* [Stated goal]: Starting at the first line of the material, copy each line unchanged, and stop after the line that contains "obs-data-point xyxy=(121,183,136,198)".

━━━ Supplied data

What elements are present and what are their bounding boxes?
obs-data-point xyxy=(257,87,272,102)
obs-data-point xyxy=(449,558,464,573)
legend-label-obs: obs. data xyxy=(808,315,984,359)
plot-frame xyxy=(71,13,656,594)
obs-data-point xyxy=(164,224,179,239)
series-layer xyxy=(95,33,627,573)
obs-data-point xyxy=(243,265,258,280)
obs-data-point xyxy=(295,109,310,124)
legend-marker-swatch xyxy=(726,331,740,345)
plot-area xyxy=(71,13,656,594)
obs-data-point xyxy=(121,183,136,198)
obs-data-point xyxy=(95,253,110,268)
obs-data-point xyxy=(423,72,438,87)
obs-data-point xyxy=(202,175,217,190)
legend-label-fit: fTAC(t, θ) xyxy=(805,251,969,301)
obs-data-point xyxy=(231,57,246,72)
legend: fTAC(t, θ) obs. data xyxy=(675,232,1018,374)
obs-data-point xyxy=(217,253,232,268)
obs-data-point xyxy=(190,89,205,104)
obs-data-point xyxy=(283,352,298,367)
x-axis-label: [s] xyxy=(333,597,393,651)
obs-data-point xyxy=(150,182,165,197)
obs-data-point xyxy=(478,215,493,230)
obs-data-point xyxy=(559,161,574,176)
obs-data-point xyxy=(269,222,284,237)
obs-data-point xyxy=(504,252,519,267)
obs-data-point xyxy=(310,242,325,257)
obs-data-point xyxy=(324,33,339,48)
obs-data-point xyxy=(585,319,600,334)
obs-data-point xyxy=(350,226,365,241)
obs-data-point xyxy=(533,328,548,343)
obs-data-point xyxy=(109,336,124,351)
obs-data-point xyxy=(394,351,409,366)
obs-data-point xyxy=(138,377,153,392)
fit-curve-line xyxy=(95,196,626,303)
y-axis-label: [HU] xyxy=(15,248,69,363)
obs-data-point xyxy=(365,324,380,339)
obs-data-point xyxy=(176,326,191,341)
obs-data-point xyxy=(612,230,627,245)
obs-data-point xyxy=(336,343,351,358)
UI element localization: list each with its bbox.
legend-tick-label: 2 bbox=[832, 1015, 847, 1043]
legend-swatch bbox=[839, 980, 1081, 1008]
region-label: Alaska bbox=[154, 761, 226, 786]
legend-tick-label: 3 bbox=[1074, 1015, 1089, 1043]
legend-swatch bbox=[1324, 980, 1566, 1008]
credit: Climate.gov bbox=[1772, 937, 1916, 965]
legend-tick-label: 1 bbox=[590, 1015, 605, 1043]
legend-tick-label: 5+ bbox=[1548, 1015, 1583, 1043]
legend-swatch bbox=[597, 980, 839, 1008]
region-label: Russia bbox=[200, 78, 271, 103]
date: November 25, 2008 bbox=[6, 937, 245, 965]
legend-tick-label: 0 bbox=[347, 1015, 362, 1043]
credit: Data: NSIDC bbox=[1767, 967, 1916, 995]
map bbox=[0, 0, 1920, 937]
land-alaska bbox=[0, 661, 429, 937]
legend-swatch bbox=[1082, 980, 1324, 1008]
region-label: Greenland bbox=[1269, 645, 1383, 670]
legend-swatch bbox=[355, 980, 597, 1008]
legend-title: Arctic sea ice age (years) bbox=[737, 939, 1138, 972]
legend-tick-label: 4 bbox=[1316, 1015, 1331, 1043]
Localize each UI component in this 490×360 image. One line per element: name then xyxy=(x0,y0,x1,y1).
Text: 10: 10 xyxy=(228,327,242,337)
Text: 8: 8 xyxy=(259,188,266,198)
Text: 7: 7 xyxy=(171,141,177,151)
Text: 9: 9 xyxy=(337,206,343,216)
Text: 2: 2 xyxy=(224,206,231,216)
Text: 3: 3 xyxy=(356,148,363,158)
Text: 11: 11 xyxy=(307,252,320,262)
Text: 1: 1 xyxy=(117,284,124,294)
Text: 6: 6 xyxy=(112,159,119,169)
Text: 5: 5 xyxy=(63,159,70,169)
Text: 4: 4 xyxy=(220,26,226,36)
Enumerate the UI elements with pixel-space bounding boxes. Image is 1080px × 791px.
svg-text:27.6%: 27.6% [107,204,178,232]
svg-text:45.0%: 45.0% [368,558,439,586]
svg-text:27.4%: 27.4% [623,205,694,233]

━━━━━━

* [Written answer]:
What elements are present and what are their bounding boxes?
obs-data-point xyxy=(257,87,272,102)
obs-data-point xyxy=(449,558,464,573)
legend-label-obs: obs. data xyxy=(808,315,984,359)
plot-frame xyxy=(71,13,656,594)
obs-data-point xyxy=(164,224,179,239)
series-layer xyxy=(95,33,627,573)
obs-data-point xyxy=(243,265,258,280)
obs-data-point xyxy=(295,109,310,124)
legend-marker-swatch xyxy=(726,331,740,345)
plot-area xyxy=(71,13,656,594)
obs-data-point xyxy=(121,183,136,198)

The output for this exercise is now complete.